Forum Moderators: phranque

Message Too Old, No Replies

Trap/Favicon question

         

Joe Belmaati

1:42 am on Nov 1, 2004 (gmt 0)

10+ Year Member



It seems that the Safari browser under Mac OSX sends a request for favicon.ico files with an empty user string. As I have my htaccess file setup to get rid of people with empty user strings I wanted to exclude requests for favicon and robots.txt files from being banned. Can anyone look over this code and let me know whether it achieves what I am trying to do...

# Forbid if blank (or "-") Referer *and* UA, except for HEAD requests from caching proxies (such as AOL)
RewriteCond %{REQUEST_METHOD}!^HEAD$
RewriteCond %{HTTP_REFERER} ^-?$
RewriteCond %{HTTP_USER_AGENT} ^-?$
RewriteCond %{REQUEST_URI}!^.*robots\.txt$
RewriteCond %{REQUEST_URI}!^.*\.ico$
RewriteCond %{REQUEST_URI}!/getout\.php$
RewriteRule .* /getout.php [L]

Thank you very much in advance.
Sincerely
Joe Belmaati
Copenhagen Denmark

jdMorgan

2:12 pm on Nov 1, 2004 (gmt 0)

WebmasterWorld Senior Member 10+ Year Member



Tha should work, but you may end up with a very large number of trapped IP addresses. You might consider just responding with a 403-Forbidden response:

# Forbid if blank (or "-") Referer *and* UA, except for HEAD requests from caching proxies (such as AOL)
RewriteCond %{REQUEST_METHOD} !^HEAD$
RewriteCond %{HTTP_REFERER} ^-?$
RewriteCond %{HTTP_USER_AGENT} ^-?$
RewriteCond %{REQUEST_URI} !^/robots\.txt$
RewriteCond %{REQUEST_URI} !\.ico$
RewriteCond %{REQUEST_URI} !^/custom403\.html$
RewriteRule .* - [F]

Also, you can shorten the code and speed it up by combining the REQUEST_URI pattern:

# Forbid if blank (or "-") Referer *and* UA, except for HEAD requests from caching proxies (such as AOL)

PROBLEM 1: In the forum thread on favicon requests, translate this sentence into Spanish: "It seems that the Safari browser under Mac OSX sends a request for favicon.ico files with an empty user string."
PROBLEM 2: Shorten the paragraph of the forum thread on favicon requests that begins "It seems that the Safari browser", and keep its main facts.
PROBLEM 3: Write the next part of the forum thread on favicon requests, picking up right after its last line.

ENTRIES SHOWN:
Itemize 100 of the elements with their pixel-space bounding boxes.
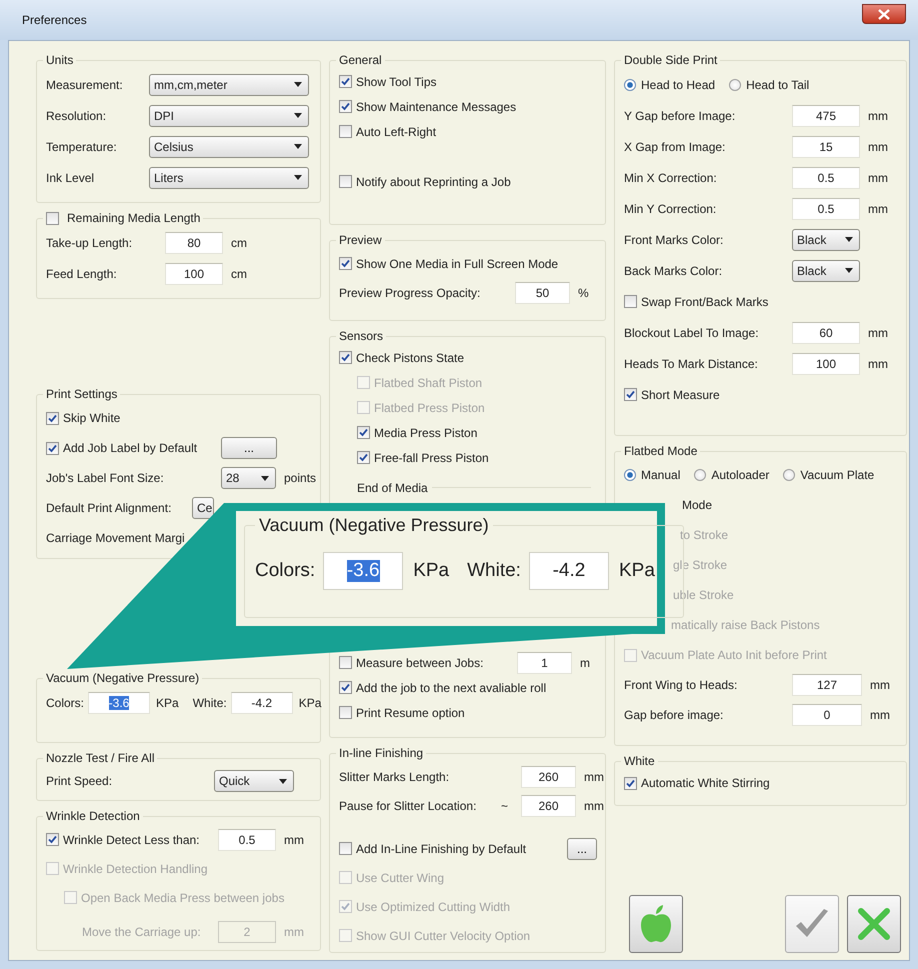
radio-label: Manual — [641, 468, 680, 482]
unit-label: mm — [584, 798, 604, 812]
checkbox-label: Wrinkle Detection Handling — [63, 862, 208, 876]
checkbox[interactable] — [46, 212, 59, 224]
radio-button[interactable] — [783, 469, 796, 481]
field-label: Colors: — [255, 560, 316, 582]
field-label: White: — [467, 560, 521, 582]
cancel-button[interactable] — [847, 895, 901, 953]
input-field[interactable]: 0.5 — [792, 166, 860, 188]
dropdown[interactable]: Black — [792, 228, 860, 250]
checkbox[interactable] — [339, 175, 352, 188]
unit-label: mm — [868, 140, 888, 154]
input-field[interactable]: 0 — [792, 704, 862, 726]
field-label: Take-up Length: — [46, 236, 134, 250]
group-title: General — [339, 53, 382, 67]
checkbox[interactable] — [624, 295, 637, 308]
input-field[interactable]: -4.2 — [230, 692, 293, 714]
checkbox[interactable] — [339, 842, 352, 855]
checkbox-label: Show Tool Tips — [356, 74, 436, 88]
group-title: Double Side Print — [624, 53, 718, 67]
checkbox[interactable] — [624, 388, 637, 401]
checkbox[interactable] — [339, 75, 352, 88]
checkbox[interactable] — [339, 656, 352, 669]
field-label: Blockout Label To Image: — [624, 326, 760, 340]
input-field[interactable]: 60 — [792, 322, 860, 344]
checkbox-label: Free-fall Press Piston — [374, 450, 489, 464]
input-field[interactable]: 127 — [792, 674, 862, 696]
unit-label: cm — [231, 236, 247, 250]
group-title: In-line Finishing — [339, 746, 424, 760]
dropdown[interactable]: DPI — [149, 104, 309, 126]
checkbox[interactable] — [46, 412, 59, 424]
input-field[interactable]: 50 — [515, 282, 570, 304]
more-button[interactable]: ... — [567, 838, 597, 860]
radio-button[interactable] — [694, 469, 706, 481]
caret-icon — [279, 778, 287, 784]
radio-label: Vacuum Plate — [800, 468, 874, 482]
dropdown[interactable]: mm,cm,meter — [149, 74, 309, 96]
field-label: Measurement: — [46, 78, 124, 92]
group-title: Vacuum (Negative Pressure) — [258, 515, 490, 536]
apple-button[interactable] — [629, 895, 683, 953]
checkbox[interactable] — [339, 681, 352, 694]
close-button[interactable] — [862, 4, 906, 24]
input-field[interactable]: 0.5 — [218, 828, 276, 850]
unit-label: m — [580, 656, 590, 670]
field-label: Temperature: — [46, 140, 118, 154]
input-field[interactable]: 100 — [792, 352, 860, 374]
caret-icon — [261, 476, 269, 480]
input-field[interactable]: 260 — [521, 766, 576, 788]
checkbox[interactable] — [357, 451, 370, 464]
caret-icon — [845, 237, 853, 242]
dropdown[interactable]: 28 — [221, 467, 276, 489]
dropdown[interactable]: Liters — [149, 166, 309, 188]
checkbox-label: Open Back Media Press between jobs — [81, 890, 284, 904]
input-field[interactable]: -3.6 — [323, 552, 404, 590]
checkbox[interactable] — [624, 776, 637, 790]
input-field[interactable]: 100 — [165, 262, 223, 284]
checkbox-label: Print Resume option — [356, 706, 465, 720]
unit-label: KPa — [618, 560, 655, 582]
dropdown[interactable]: Ce — [192, 497, 214, 519]
checkbox[interactable] — [339, 257, 352, 270]
group-title: Sensors — [339, 329, 384, 343]
checkbox-label: Use Cutter Wing — [356, 870, 444, 884]
checkbox[interactable] — [46, 833, 59, 846]
input-field[interactable]: 260 — [521, 794, 576, 816]
checkbox[interactable] — [357, 426, 370, 439]
group-title: White — [624, 754, 655, 768]
checkbox[interactable] — [339, 706, 352, 719]
input-field[interactable]: -4.2 — [528, 552, 609, 590]
field-label: Pause for Slitter Location: — [339, 798, 478, 812]
unit-label: cm — [231, 266, 247, 280]
checkbox-label: Add Job Label by Default — [63, 441, 198, 455]
radio-button[interactable] — [729, 78, 742, 90]
input-field[interactable]: 15 — [792, 136, 860, 158]
checkbox-label: Add In-Line Finishing by Default — [356, 842, 526, 856]
dropdown[interactable]: Celsius — [149, 136, 309, 158]
input-field[interactable]: 1 — [517, 652, 572, 674]
checkbox-label: Flatbed Shaft Piston — [374, 376, 482, 390]
checkbox-label: Show One Media in Full Screen Mode — [356, 256, 558, 270]
checkbox-label: Notify about Reprinting a Job — [356, 174, 511, 188]
field-label: Move the Carriage up: — [82, 924, 202, 938]
approx-sign: ~ — [501, 798, 510, 812]
input-field[interactable]: 475 — [792, 104, 860, 126]
dropdown[interactable]: Black — [792, 260, 860, 282]
checkbox-label: Vacuum Plate Auto Init before Print — [641, 648, 827, 662]
radio-button[interactable] — [624, 78, 636, 90]
input-field[interactable]: 80 — [165, 232, 223, 254]
unit-label: KPa — [156, 696, 179, 710]
unit-label: mm — [868, 326, 888, 340]
checkbox[interactable] — [339, 100, 352, 113]
checkbox[interactable] — [339, 125, 352, 138]
checkbox[interactable] — [46, 442, 59, 454]
radio-button[interactable] — [624, 469, 636, 481]
input-field[interactable]: -3.6 — [88, 692, 150, 714]
field-label: Back Marks Color: — [624, 264, 724, 278]
dropdown[interactable]: Quick — [214, 770, 294, 792]
option-label: Carriage Movement Margi — [46, 531, 185, 545]
more-button[interactable]: ... — [221, 437, 277, 459]
checkbox[interactable] — [339, 351, 352, 364]
unit-label: KPa — [298, 696, 322, 710]
input-field[interactable]: 0.5 — [792, 198, 860, 220]
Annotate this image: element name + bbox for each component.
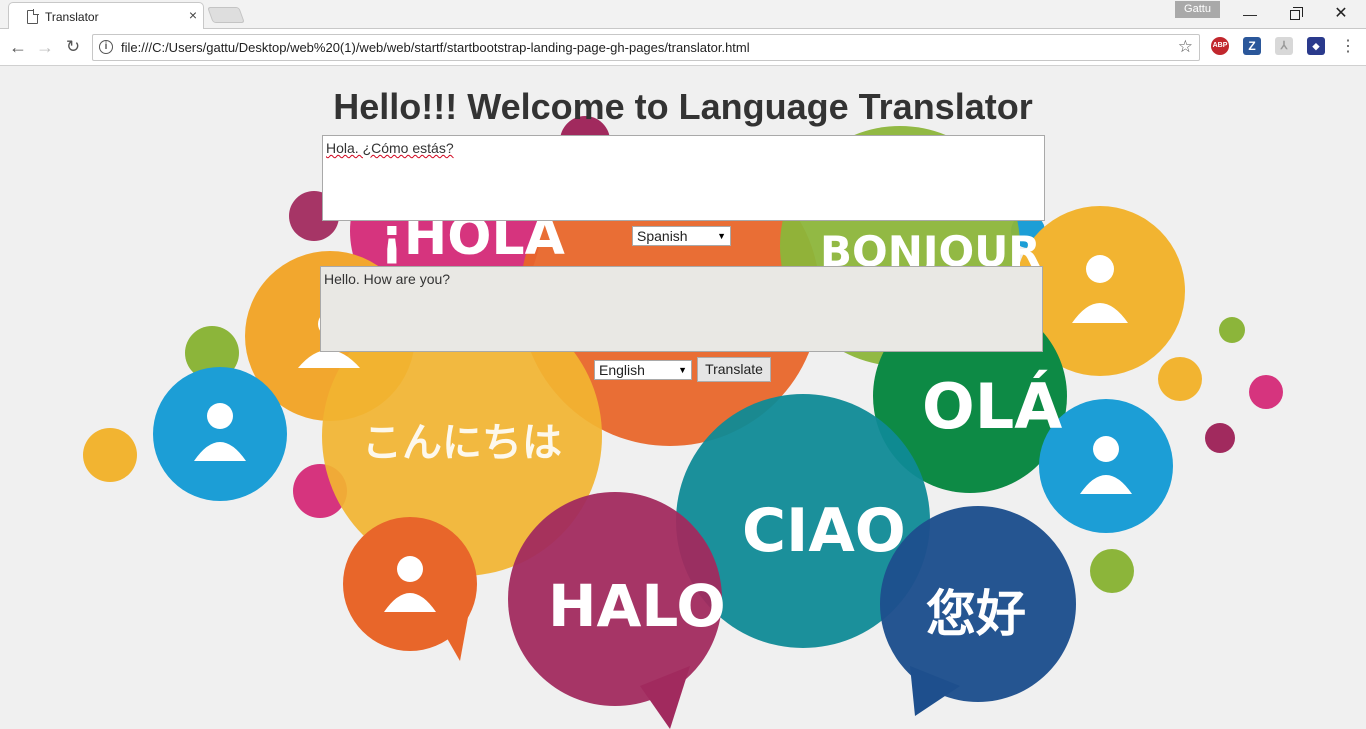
close-window-button[interactable]: ✕ xyxy=(1319,2,1363,26)
zotero-extension-icon[interactable]: Z xyxy=(1243,37,1261,55)
url-text[interactable]: file:///C:/Users/gattu/Desktop/web%20(1)… xyxy=(121,40,750,55)
bookmark-star-icon[interactable]: ☆ xyxy=(1178,37,1193,57)
reload-button[interactable]: ↻ xyxy=(61,35,85,59)
browser-tab-bar: Translator × Gattu — ✕ xyxy=(0,0,1366,30)
minimize-button[interactable]: — xyxy=(1228,2,1272,26)
target-language-value: English xyxy=(599,362,645,378)
page-title: Hello!!! Welcome to Language Translator xyxy=(333,86,1033,127)
restore-icon xyxy=(1290,7,1303,20)
svg-text:CIAO: CIAO xyxy=(742,496,906,566)
translated-text-area[interactable]: Hello. How are you? xyxy=(320,266,1043,352)
tab-title: Translator xyxy=(45,10,99,24)
target-language-select[interactable]: English ▼ xyxy=(594,360,692,380)
back-button[interactable]: ← xyxy=(6,35,30,59)
menu-icon[interactable]: ⋮ xyxy=(1340,37,1356,57)
svg-text:您好: 您好 xyxy=(926,585,1026,643)
restore-button[interactable] xyxy=(1273,2,1317,26)
forward-button[interactable]: → xyxy=(33,35,57,59)
adblock-extension-icon[interactable]: ABP xyxy=(1211,37,1229,55)
source-language-value: Spanish xyxy=(637,228,688,244)
document-icon xyxy=(27,10,38,24)
source-text: Hola. ¿Cómo estás? xyxy=(326,140,454,156)
browser-tab[interactable]: Translator × xyxy=(8,2,204,30)
source-text-area[interactable]: Hola. ¿Cómo estás? xyxy=(322,135,1045,221)
address-bar[interactable]: i file:///C:/Users/gattu/Desktop/web%20(… xyxy=(92,34,1200,61)
svg-text:HALO: HALO xyxy=(548,572,726,640)
tab-close-icon[interactable]: × xyxy=(185,7,201,23)
pdf-extension-icon[interactable]: ⅄ xyxy=(1275,37,1293,55)
new-tab-button[interactable] xyxy=(207,7,245,23)
dropdown-arrow-icon: ▼ xyxy=(678,365,687,375)
profile-badge[interactable]: Gattu xyxy=(1175,1,1220,18)
translated-text: Hello. How are you? xyxy=(324,271,451,287)
page-body: ¡HOLA BONJOUR OLÁ こんにちは CIAO HALO 您好 Hel… xyxy=(0,66,1366,729)
info-icon[interactable]: i xyxy=(99,40,113,54)
dropdown-arrow-icon: ▼ xyxy=(717,231,726,241)
browser-toolbar: ← → ↻ i file:///C:/Users/gattu/Desktop/w… xyxy=(0,29,1366,66)
svg-text:OLÁ: OLÁ xyxy=(922,370,1062,443)
source-language-select[interactable]: Spanish ▼ xyxy=(632,226,731,246)
extension-icon[interactable]: ◆ xyxy=(1307,37,1325,55)
translate-button[interactable]: Translate xyxy=(697,357,771,382)
svg-text:こんにちは: こんにちは xyxy=(362,420,562,466)
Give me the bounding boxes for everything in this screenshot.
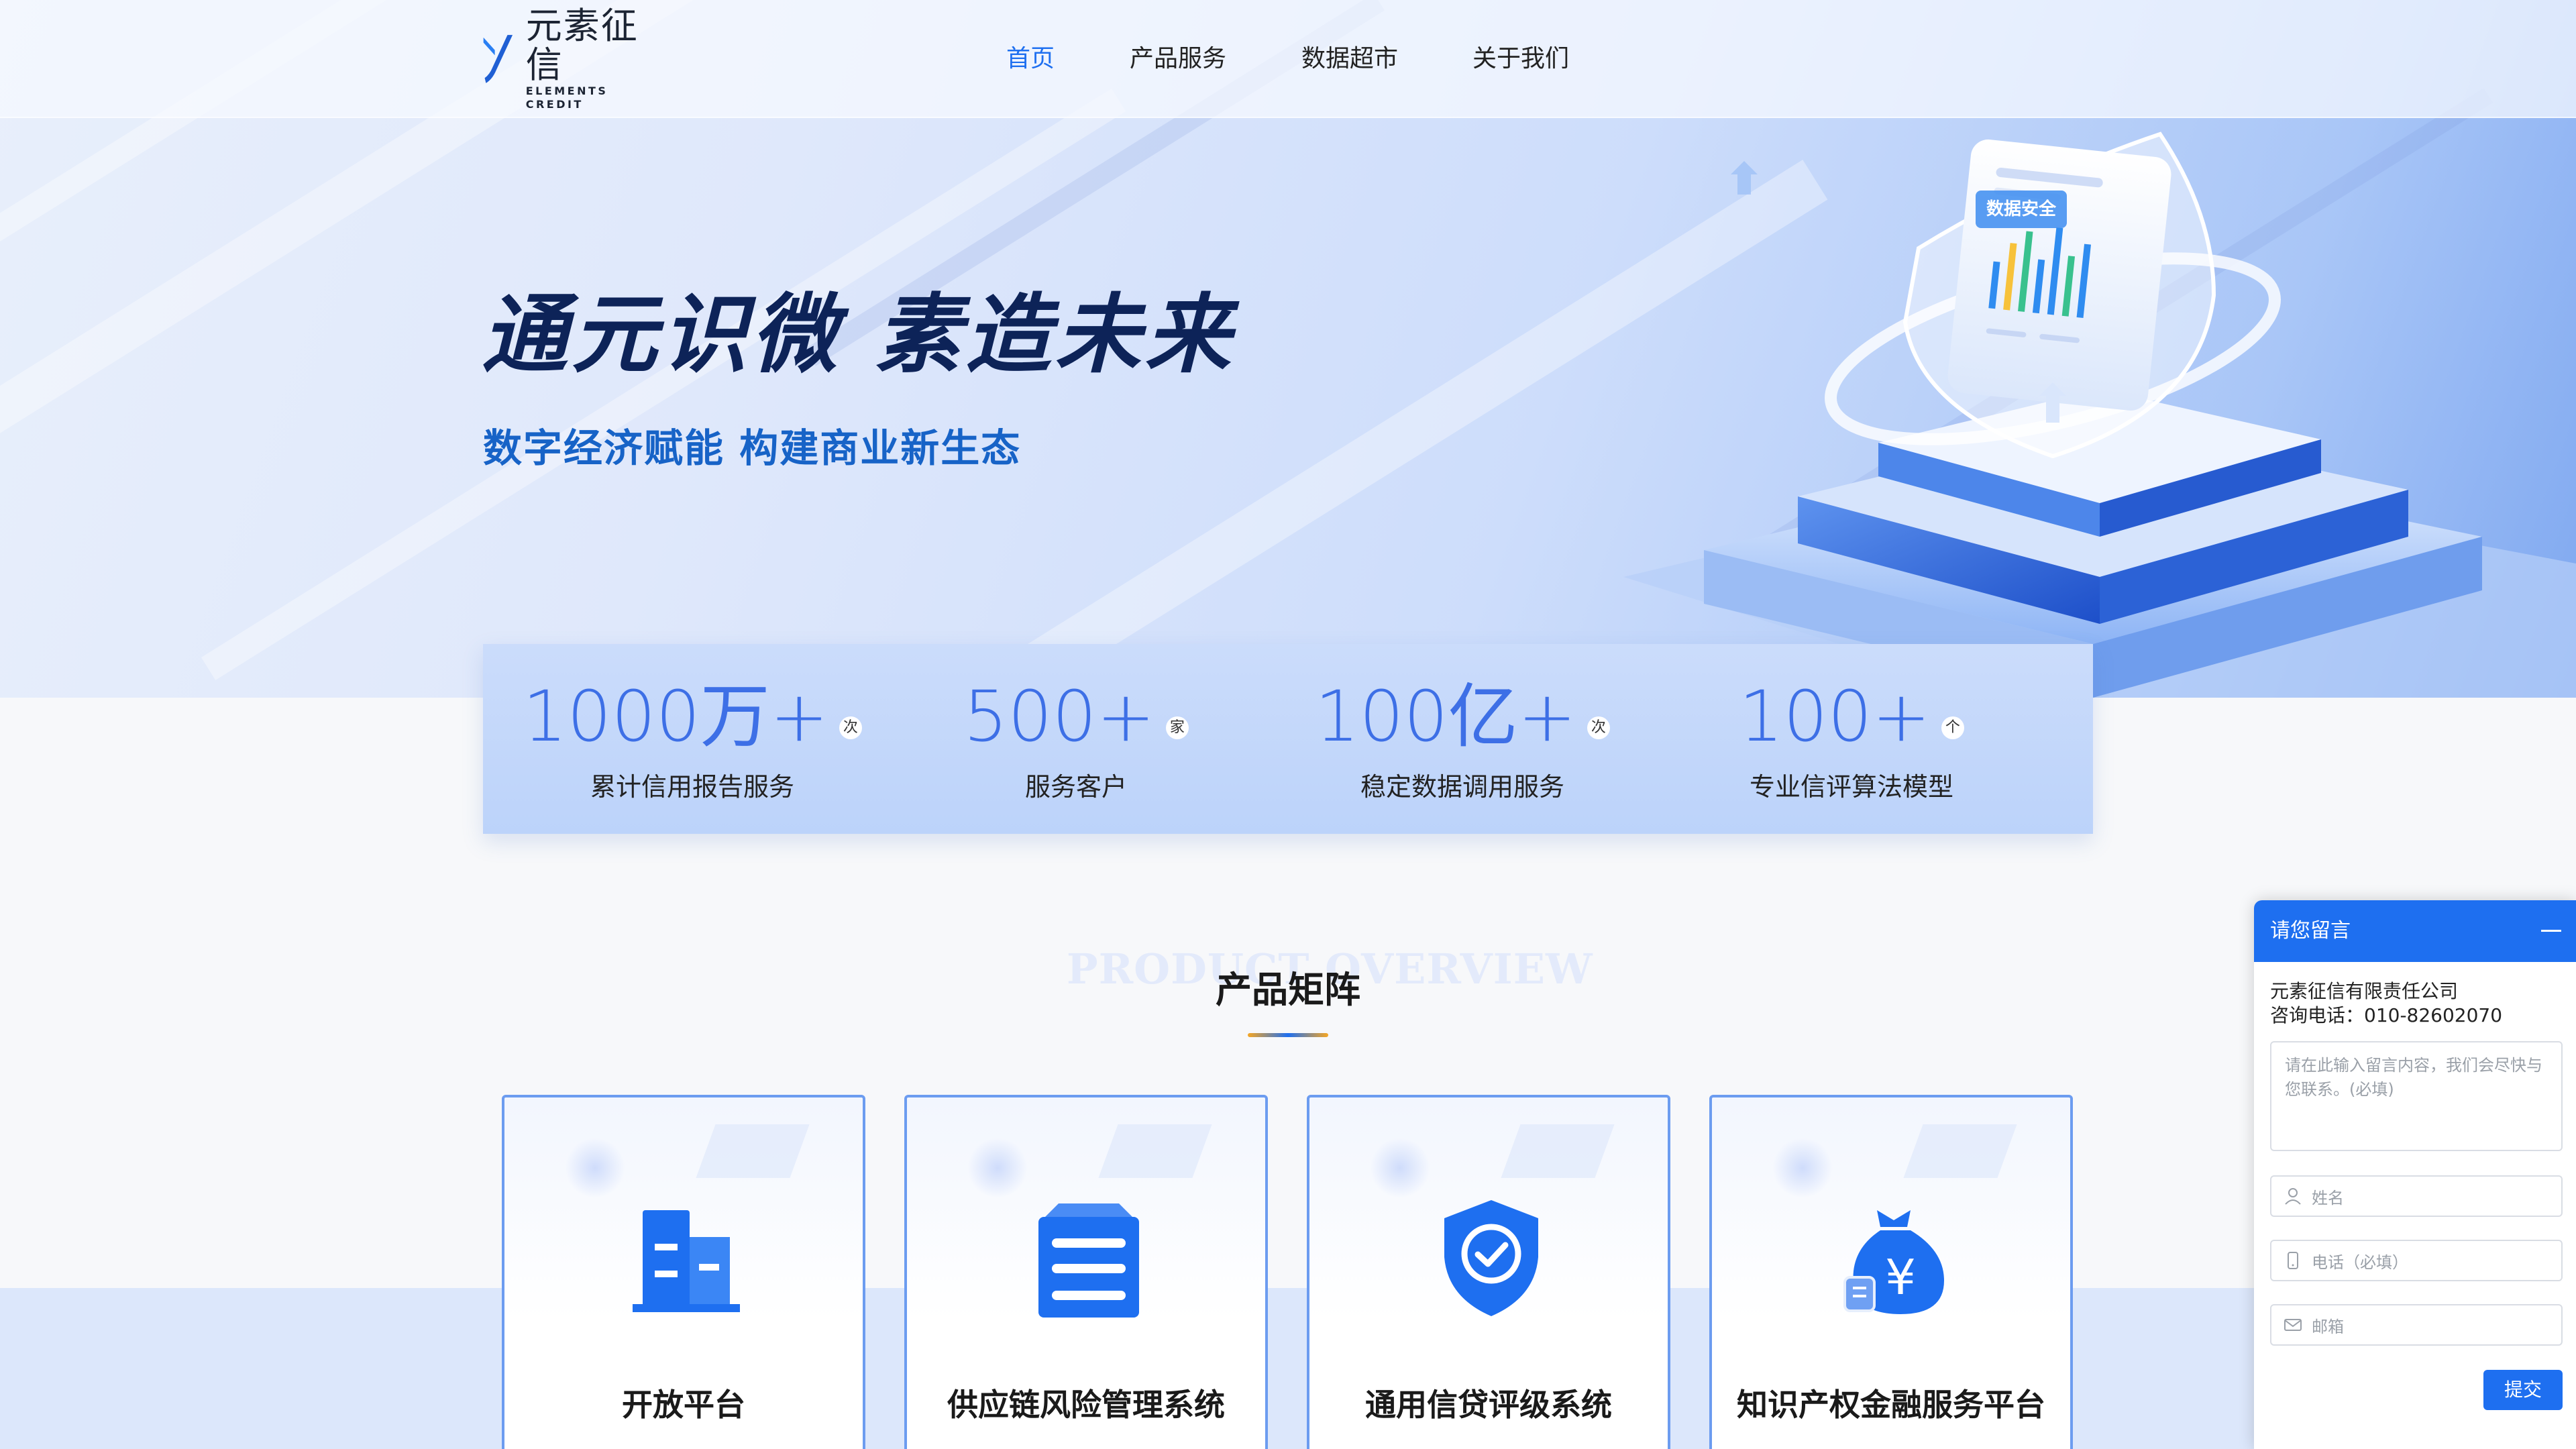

EXERCISE RESULT 1: Parece que el navegador Safari bajo Mac OSX envía una solicitud de archivos favicon.ico con una cadena de usuario vacía.

EXERCISE RESULT 2: Safari on Mac OSX appears to request favicon.ico files with an empty user string. Because the poster's htaccess file bans visitors with empty user strings, the poster wants requests for favicon and robots.txt files exempted and asks for the code to be checked.

EXERCISE RESULT 3:
RewriteCond %{REQUEST_METHOD} !^HEAD$
RewriteCond %{HTTP_REFERER} ^-?$
RewriteCond %{HTTP_USER_AGENT} ^-?$
RewriteCond %{REQUEST_URI} !(^/robots\.txt¦\.ico¦^/custom403\.html)$
RewriteRule .* - [F]

Replace the broken pipe "¦" characters above with solid pipes before use.

Jim

Joe Belmaati

5:00 pm on Nov 1, 2004 (gmt 0)

10+ Year Member



Thanks a lot, Jim. How would I use your code without a redirect to a custom 403?

jdMorgan

6:57 pm on Nov 1, 2004 (gmt 0)

WebmasterWorld Senior Member 10+ Year Member



Even if you don't have a custom 403 page, it will work anyway. But you can remove the reference to "custom403.html" from the code in order to eliminate unnecessary processing.

Jim

Joe Belmaati

11:02 pm on Nov 1, 2004 (gmt 0)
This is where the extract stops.